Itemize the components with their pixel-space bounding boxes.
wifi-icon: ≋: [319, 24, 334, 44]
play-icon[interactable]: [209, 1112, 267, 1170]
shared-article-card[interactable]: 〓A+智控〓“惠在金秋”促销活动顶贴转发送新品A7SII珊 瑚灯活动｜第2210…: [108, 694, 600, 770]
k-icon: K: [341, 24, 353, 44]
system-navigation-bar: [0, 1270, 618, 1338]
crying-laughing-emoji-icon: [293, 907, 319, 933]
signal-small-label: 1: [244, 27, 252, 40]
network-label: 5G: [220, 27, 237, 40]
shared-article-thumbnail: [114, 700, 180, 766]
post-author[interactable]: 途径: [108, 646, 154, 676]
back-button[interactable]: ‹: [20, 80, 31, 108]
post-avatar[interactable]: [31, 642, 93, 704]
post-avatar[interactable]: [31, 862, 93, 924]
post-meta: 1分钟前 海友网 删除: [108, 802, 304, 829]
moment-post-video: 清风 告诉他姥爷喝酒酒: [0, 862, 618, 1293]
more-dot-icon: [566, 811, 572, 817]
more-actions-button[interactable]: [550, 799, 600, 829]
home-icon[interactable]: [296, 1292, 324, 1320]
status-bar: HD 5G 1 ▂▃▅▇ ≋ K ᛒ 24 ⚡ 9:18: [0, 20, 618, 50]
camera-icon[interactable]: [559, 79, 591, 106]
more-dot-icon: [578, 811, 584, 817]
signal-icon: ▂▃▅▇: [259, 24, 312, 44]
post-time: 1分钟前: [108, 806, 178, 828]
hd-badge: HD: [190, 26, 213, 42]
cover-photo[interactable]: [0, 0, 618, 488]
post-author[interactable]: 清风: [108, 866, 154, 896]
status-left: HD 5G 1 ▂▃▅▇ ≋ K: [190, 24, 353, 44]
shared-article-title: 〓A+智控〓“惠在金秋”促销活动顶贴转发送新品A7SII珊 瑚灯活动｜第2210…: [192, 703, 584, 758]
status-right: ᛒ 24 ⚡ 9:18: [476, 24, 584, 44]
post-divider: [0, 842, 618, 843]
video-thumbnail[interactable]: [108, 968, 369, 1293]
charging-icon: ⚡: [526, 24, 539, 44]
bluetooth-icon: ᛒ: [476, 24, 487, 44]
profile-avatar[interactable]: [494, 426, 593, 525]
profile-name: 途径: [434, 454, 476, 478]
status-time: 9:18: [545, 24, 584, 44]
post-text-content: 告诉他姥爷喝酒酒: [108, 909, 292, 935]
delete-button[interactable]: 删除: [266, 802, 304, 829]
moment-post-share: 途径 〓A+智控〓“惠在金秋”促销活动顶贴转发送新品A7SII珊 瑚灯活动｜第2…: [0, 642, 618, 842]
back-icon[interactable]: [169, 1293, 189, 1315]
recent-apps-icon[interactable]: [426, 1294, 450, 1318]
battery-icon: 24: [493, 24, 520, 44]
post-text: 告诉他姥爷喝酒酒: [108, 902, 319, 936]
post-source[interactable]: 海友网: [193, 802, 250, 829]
▬▬▬
• _TASK DIRECTIONS_:
Set down every line of the material above again, word for word and in the same order, without changing any character or number.

• _SOLUTION FOR THIS TASK_:
Itemize the components with their pixel-space bounding boxes.
wifi-icon: ≋: [319, 24, 334, 44]
play-icon[interactable]: [209, 1112, 267, 1170]
shared-article-card[interactable]: 〓A+智控〓“惠在金秋”促销活动顶贴转发送新品A7SII珊 瑚灯活动｜第2210…: [108, 694, 600, 770]
k-icon: K: [341, 24, 353, 44]
system-navigation-bar: [0, 1270, 618, 1338]
crying-laughing-emoji-icon: [293, 907, 319, 933]
signal-small-label: 1: [244, 27, 252, 40]
network-label: 5G: [220, 27, 237, 40]
shared-article-thumbnail: [114, 700, 180, 766]
post-author[interactable]: 途径: [108, 646, 154, 676]
back-button[interactable]: ‹: [20, 80, 31, 108]
post-avatar[interactable]: [31, 642, 93, 704]
post-avatar[interactable]: [31, 862, 93, 924]
post-meta: 1分钟前 海友网 删除: [108, 802, 304, 829]
moment-post-video: 清风 告诉他姥爷喝酒酒: [0, 862, 618, 1293]
more-dot-icon: [566, 811, 572, 817]
more-actions-button[interactable]: [550, 799, 600, 829]
home-icon[interactable]: [296, 1292, 324, 1320]
status-bar: HD 5G 1 ▂▃▅▇ ≋ K ᛒ 24 ⚡ 9:18: [0, 20, 618, 50]
camera-icon[interactable]: [559, 79, 591, 106]
more-dot-icon: [578, 811, 584, 817]
signal-icon: ▂▃▅▇: [259, 24, 312, 44]
post-time: 1分钟前: [108, 806, 178, 828]
hd-badge: HD: [190, 26, 213, 42]
cover-photo[interactable]: [0, 0, 618, 488]
post-author[interactable]: 清风: [108, 866, 154, 896]
status-left: HD 5G 1 ▂▃▅▇ ≋ K: [190, 24, 353, 44]
shared-article-title: 〓A+智控〓“惠在金秋”促销活动顶贴转发送新品A7SII珊 瑚灯活动｜第2210…: [192, 703, 584, 758]
status-right: ᛒ 24 ⚡ 9:18: [476, 24, 584, 44]
post-divider: [0, 842, 618, 843]
video-thumbnail[interactable]: [108, 968, 369, 1293]
charging-icon: ⚡: [526, 24, 539, 44]
bluetooth-icon: ᛒ: [476, 24, 487, 44]
profile-avatar[interactable]: [494, 426, 593, 525]
profile-name: 途径: [434, 454, 476, 478]
status-time: 9:18: [545, 24, 584, 44]
post-text-content: 告诉他姥爷喝酒酒: [108, 909, 292, 935]
delete-button[interactable]: 删除: [266, 802, 304, 829]
moment-post-share: 途径 〓A+智控〓“惠在金秋”促销活动顶贴转发送新品A7SII珊 瑚灯活动｜第2…: [0, 642, 618, 842]
back-icon[interactable]: [169, 1293, 189, 1315]
recent-apps-icon[interactable]: [426, 1294, 450, 1318]
battery-icon: 24: [493, 24, 520, 44]
post-text: 告诉他姥爷喝酒酒: [108, 902, 319, 936]
post-source[interactable]: 海友网: [193, 802, 250, 829]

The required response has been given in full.